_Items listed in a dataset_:
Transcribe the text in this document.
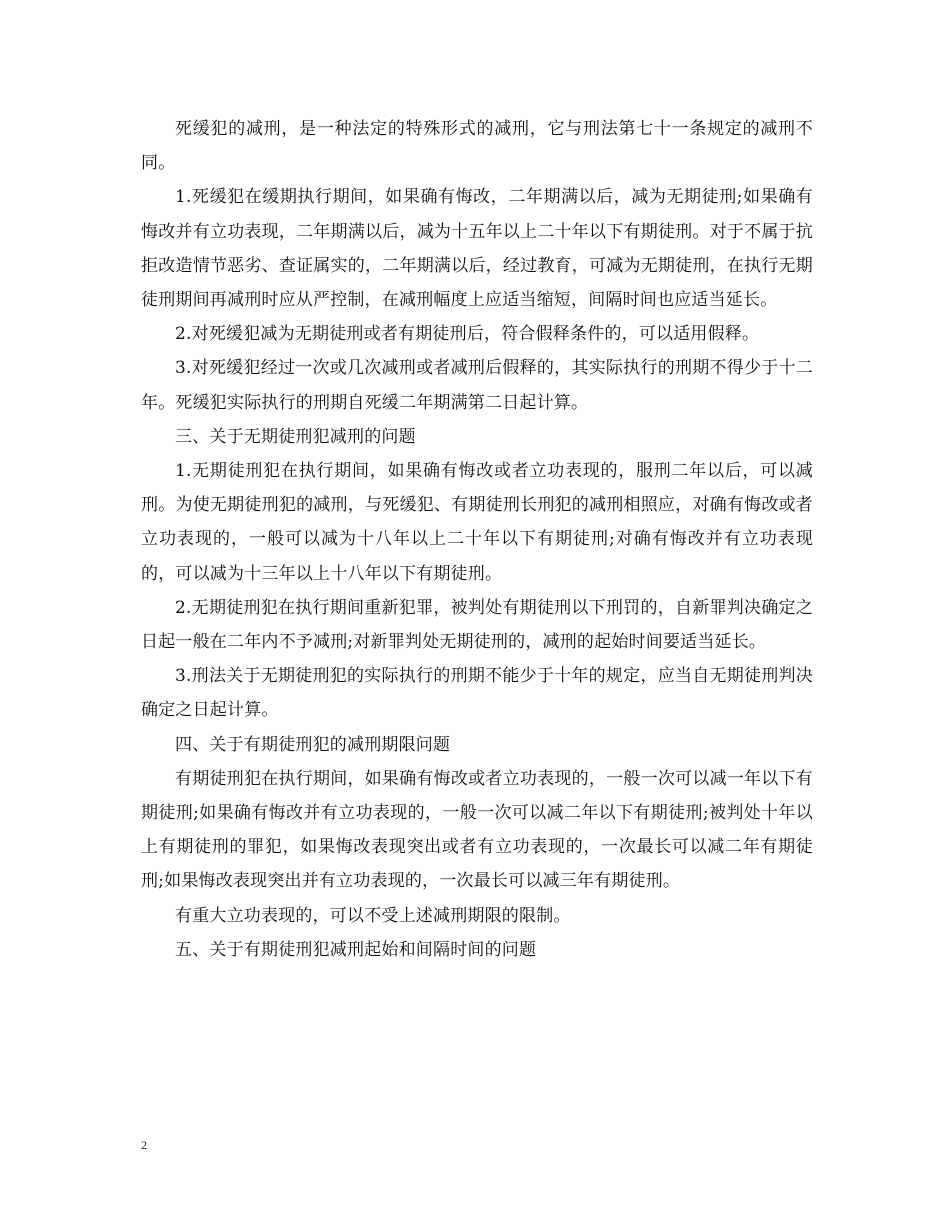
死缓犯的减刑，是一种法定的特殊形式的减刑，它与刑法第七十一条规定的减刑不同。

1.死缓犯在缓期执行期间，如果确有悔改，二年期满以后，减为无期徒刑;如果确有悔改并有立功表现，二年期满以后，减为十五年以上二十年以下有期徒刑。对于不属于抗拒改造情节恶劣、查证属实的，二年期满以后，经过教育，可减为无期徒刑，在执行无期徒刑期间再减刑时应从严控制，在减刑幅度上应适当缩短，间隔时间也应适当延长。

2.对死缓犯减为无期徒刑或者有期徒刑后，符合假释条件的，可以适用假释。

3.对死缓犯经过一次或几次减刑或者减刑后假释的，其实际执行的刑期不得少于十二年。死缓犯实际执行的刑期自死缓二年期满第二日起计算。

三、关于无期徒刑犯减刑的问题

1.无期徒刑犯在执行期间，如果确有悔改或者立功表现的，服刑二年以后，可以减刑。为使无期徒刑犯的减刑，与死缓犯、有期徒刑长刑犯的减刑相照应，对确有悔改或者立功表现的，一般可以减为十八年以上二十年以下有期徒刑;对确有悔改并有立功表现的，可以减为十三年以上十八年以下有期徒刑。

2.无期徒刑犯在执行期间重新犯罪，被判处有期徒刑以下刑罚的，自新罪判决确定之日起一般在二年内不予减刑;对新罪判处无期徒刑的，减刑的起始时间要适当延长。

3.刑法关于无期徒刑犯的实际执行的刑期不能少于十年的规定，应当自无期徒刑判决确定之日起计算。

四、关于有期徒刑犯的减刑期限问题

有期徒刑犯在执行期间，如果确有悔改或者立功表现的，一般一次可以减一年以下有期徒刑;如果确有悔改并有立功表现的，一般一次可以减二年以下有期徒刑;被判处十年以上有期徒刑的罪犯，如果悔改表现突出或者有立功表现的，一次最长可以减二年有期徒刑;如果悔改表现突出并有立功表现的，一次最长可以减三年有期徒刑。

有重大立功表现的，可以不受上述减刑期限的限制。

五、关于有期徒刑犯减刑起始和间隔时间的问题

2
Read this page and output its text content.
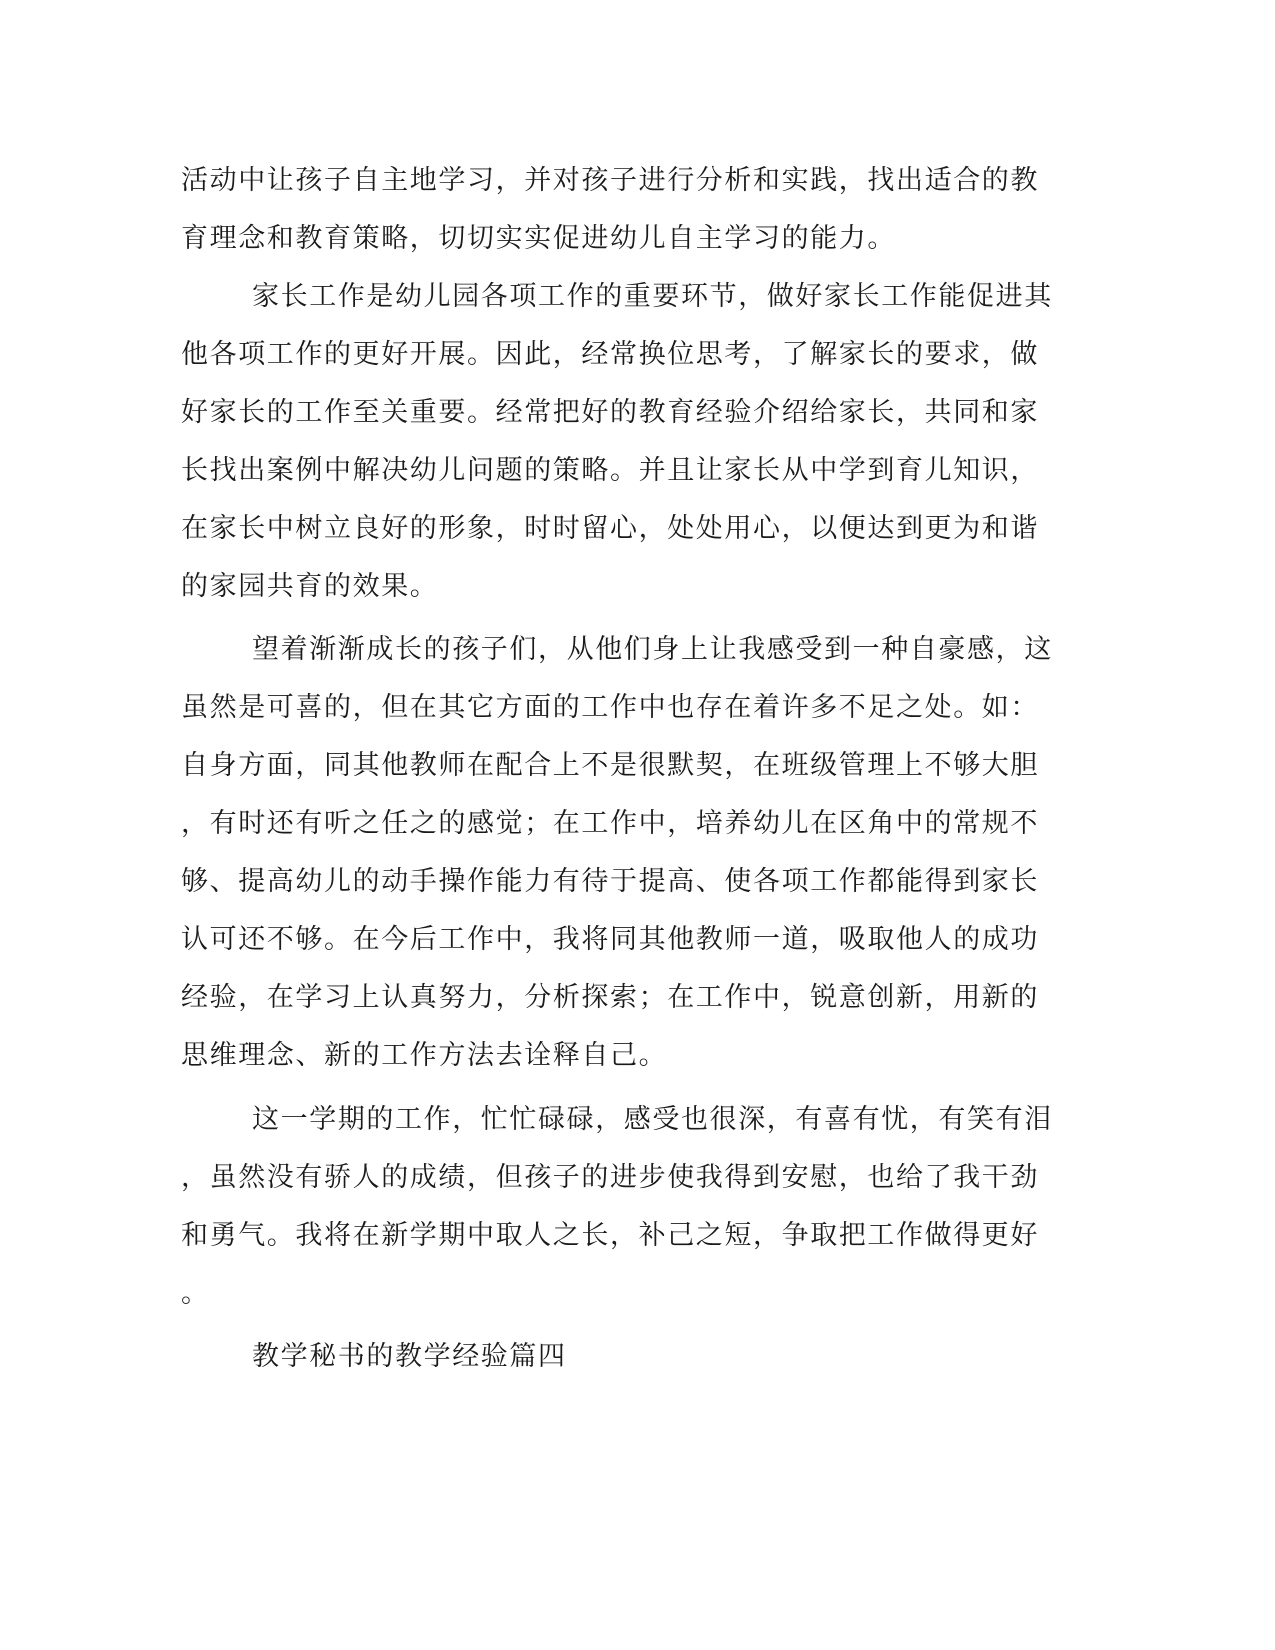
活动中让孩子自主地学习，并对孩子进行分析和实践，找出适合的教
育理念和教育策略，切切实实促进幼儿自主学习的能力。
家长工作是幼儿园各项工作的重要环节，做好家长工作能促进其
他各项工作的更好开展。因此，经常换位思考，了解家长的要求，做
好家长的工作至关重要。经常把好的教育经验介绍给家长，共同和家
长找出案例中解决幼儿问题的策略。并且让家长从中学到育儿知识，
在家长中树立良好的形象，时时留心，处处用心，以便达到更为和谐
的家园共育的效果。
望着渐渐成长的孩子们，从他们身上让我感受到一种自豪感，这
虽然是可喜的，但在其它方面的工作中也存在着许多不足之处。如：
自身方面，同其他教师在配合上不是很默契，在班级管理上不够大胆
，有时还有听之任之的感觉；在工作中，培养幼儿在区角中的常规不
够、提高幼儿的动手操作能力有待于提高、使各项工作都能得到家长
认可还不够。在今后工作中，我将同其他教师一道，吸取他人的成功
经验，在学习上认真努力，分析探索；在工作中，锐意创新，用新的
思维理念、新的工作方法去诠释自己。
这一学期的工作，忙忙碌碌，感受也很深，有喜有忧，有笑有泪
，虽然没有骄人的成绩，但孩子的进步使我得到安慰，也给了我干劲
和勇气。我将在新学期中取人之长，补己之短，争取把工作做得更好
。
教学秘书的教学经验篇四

_INSTRUCTIONS FOR THE TASK_:
Copy out each line that contains the word "text".

_WRITTEN RESPONSE_:
Transcribe the text in this document.
Read this page and output its text content.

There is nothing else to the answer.